Set problem
Find and return each line containing "ГЛАВА".

Data to process
··········

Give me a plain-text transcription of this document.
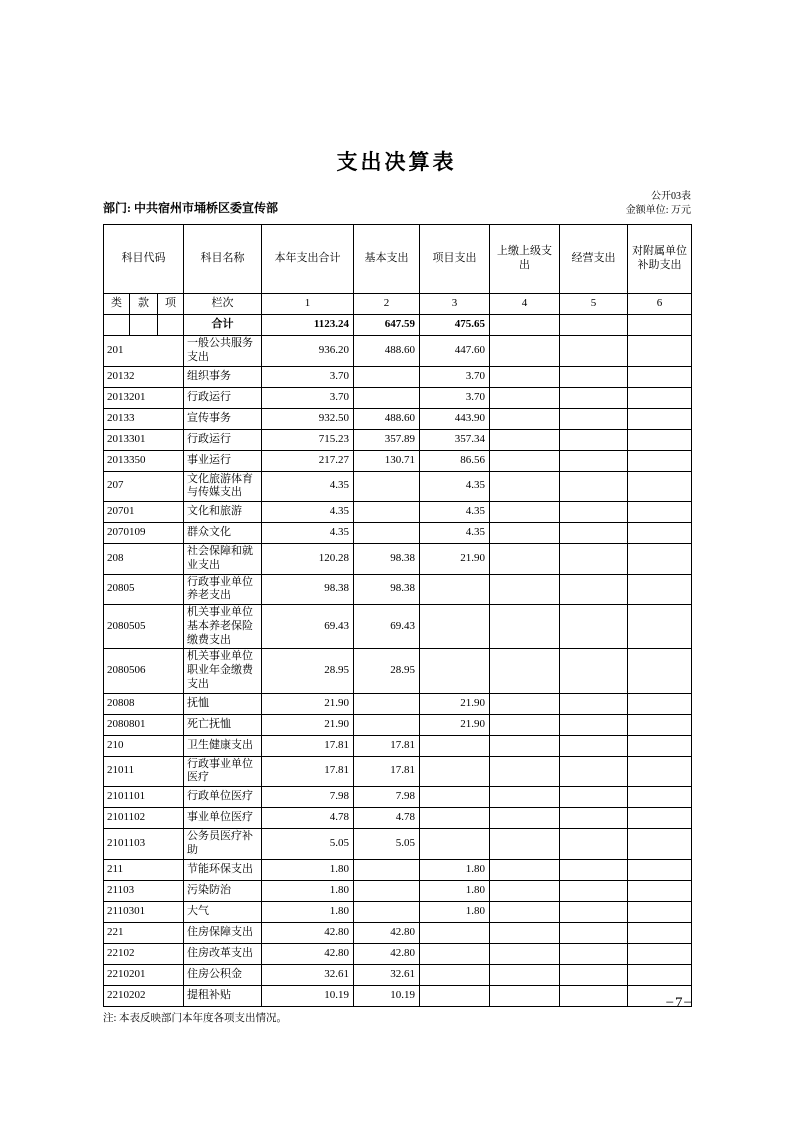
支出决算表
公开03表
部门: 中共宿州市埇桥区委宣传部	金额单位: 万元
科目代码			科目名称	本年支出合计	基本支出	项目支出	上缴上级支出	经营支出	对附属单位补助支出
类	款	项	栏次	1	2	3	4	5	6
			合计	1123.24	647.59	475.65			
201			一般公共服务支出	936.20	488.60	447.60			
20132			组织事务	3.70		3.70			
2013201			行政运行	3.70		3.70			
20133			宣传事务	932.50	488.60	443.90			
2013301			行政运行	715.23	357.89	357.34			
2013350			事业运行	217.27	130.71	86.56			
207			文化旅游体育与传媒支出	4.35		4.35			
20701			文化和旅游	4.35		4.35			
2070109			群众文化	4.35		4.35			
208			社会保障和就业支出	120.28	98.38	21.90			
20805			行政事业单位养老支出	98.38	98.38				
2080505			机关事业单位基本养老保险缴费支出	69.43	69.43				
2080506			机关事业单位职业年金缴费支出	28.95	28.95				
20808			抚恤	21.90		21.90			
2080801			死亡抚恤	21.90		21.90			
210			卫生健康支出	17.81	17.81				
21011			行政事业单位医疗	17.81	17.81				
2101101			行政单位医疗	7.98	7.98				
2101102			事业单位医疗	4.78	4.78				
2101103			公务员医疗补助	5.05	5.05				
211			节能环保支出	1.80		1.80			
21103			污染防治	1.80		1.80			
2110301			大气	1.80		1.80			
221			住房保障支出	42.80	42.80				
22102			住房改革支出	42.80	42.80				
2210201			住房公积金	32.61	32.61				
2210202			提租补贴	10.19	10.19				
注: 本表反映部门本年度各项支出情况。
−7−
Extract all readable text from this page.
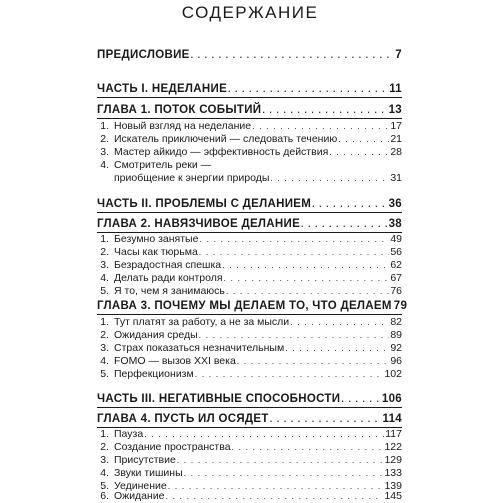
СОДЕРЖАНИЕ
ПРЕДИСЛОВИЕ . . .	7
ЧАСТЬ I. НЕДЕЛАНИЕ . . .	11
ГЛАВА 1. ПОТОК СОБЫТИЙ . . .	13
1. Новый взгляд на неделание . . .	17
2. Искатель приключений — следовать течению . . .	21
3. Мастер айкидо — эффективность действия . . .	28
4. Смотритель реки —
приобщение к энергии природы . . .	31
ЧАСТЬ II. ПРОБЛЕМЫ С ДЕЛАНИЕМ . . .	36
ГЛАВА 2. НАВЯЗЧИВОЕ ДЕЛАНИЕ . . .	38
1. Безумно занятые . . .	49
2. Часы как тюрьма . . .	56
3. Безрадостная спешка . . .	62
4. Делать ради контроля . . .	67
5. Я то, чем я занимаюсь . . .	76
ГЛАВА 3. ПОЧЕМУ МЫ ДЕЛАЕМ ТО, ЧТО ДЕЛАЕМ 79
1. Тут платят за работу, а не за мысли . . .	82
2. Ожидания среды . . .	89
3. Страх показаться незначительным . . .	92
4. FOMO — вызов XXI века . . .	96
5. Перфекционизм . . .	102
ЧАСТЬ III. НЕГАТИВНЫЕ СПОСОБНОСТИ . . .	106
ГЛАВА 4. ПУСТЬ ИЛ ОСЯДЕТ . . .	114
1. Пауза . . .	117
2. Создание пространства . . .	122
3. Присутствие . . .	129
4. Звуки тишины . . .	133
5. Уединение . . .	139
6. Ожидание . . .	145
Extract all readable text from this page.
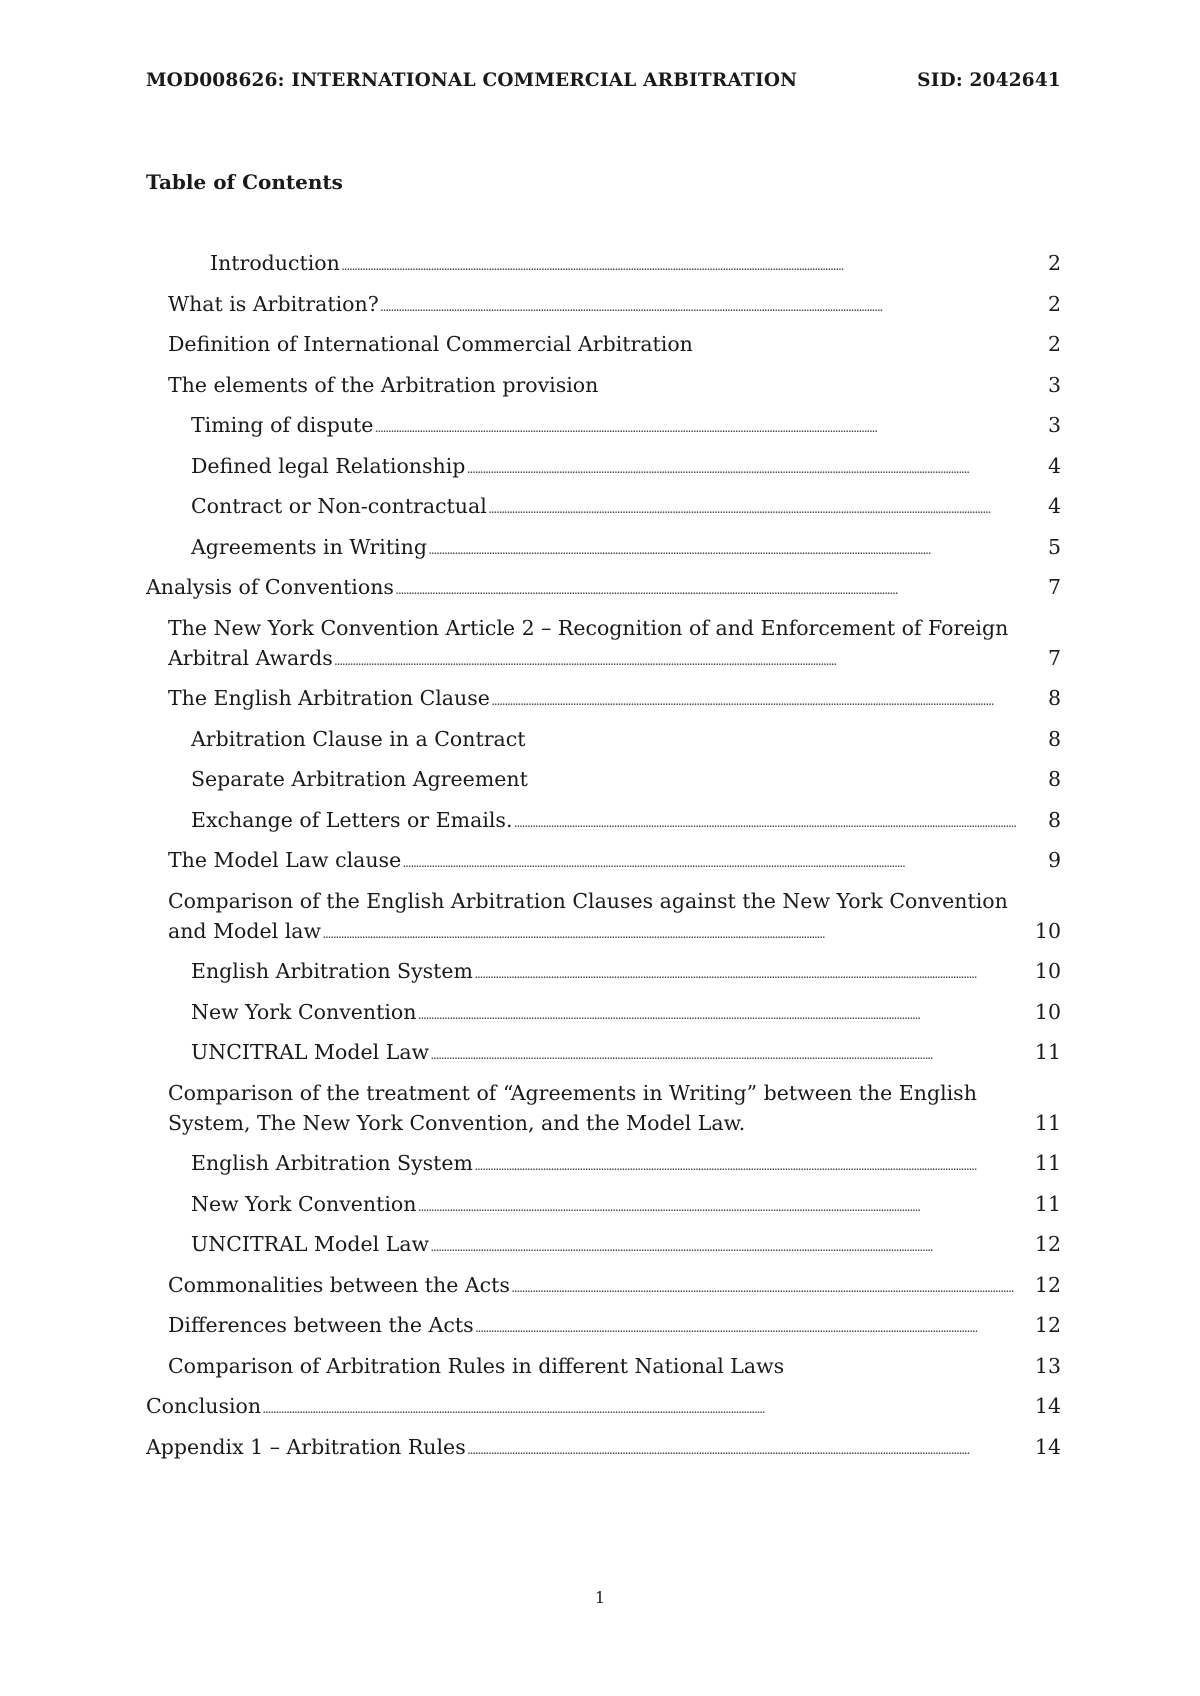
MOD008626: INTERNATIONAL COMMERCIAL ARBITRATION	SID: 2042641
Table of Contents
Introduction . . .	2
What is Arbitration? . . .	2
Definition of International Commercial Arbitration	2
The elements of the Arbitration provision	3
Timing of dispute . . .	3
Defined legal Relationship . . .	4
Contract or Non-contractual . . .	4
Agreements in Writing . . .	5
Analysis of Conventions . . .	7
The New York Convention Article 2 – Recognition of and Enforcement of Foreign Arbitral Awards . . .	7
The English Arbitration Clause . . .	8
Arbitration Clause in a Contract	8
Separate Arbitration Agreement	8
Exchange of Letters or Emails. . . .	8
The Model Law clause . . .	9
Comparison of the English Arbitration Clauses against the New York Convention and Model law . . .	10
English Arbitration System . . .	10
New York Convention . . .	10
UNCITRAL Model Law . . .	11
Comparison of the treatment of “Agreements in Writing” between the English System, The New York Convention, and the Model Law.	11
English Arbitration System . . .	11
New York Convention . . .	11
UNCITRAL Model Law . . .	12
Commonalities between the Acts . . .	12
Differences between the Acts . . .	12
Comparison of Arbitration Rules in different National Laws	13
Conclusion . . .	14
Appendix 1 – Arbitration Rules . . .	14
1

··········

Answer for the task
ГЛАВА 1. ПОТОК СОБЫТИЙ . . .	13
ГЛАВА 2. НАВЯЗЧИВОЕ ДЕЛАНИЕ . . .	38
ГЛАВА 3. ПОЧЕМУ МЫ ДЕЛАЕМ ТО, ЧТО ДЕЛАЕМ 79
ГЛАВА 4. ПУСТЬ ИЛ ОСЯДЕТ . . .	114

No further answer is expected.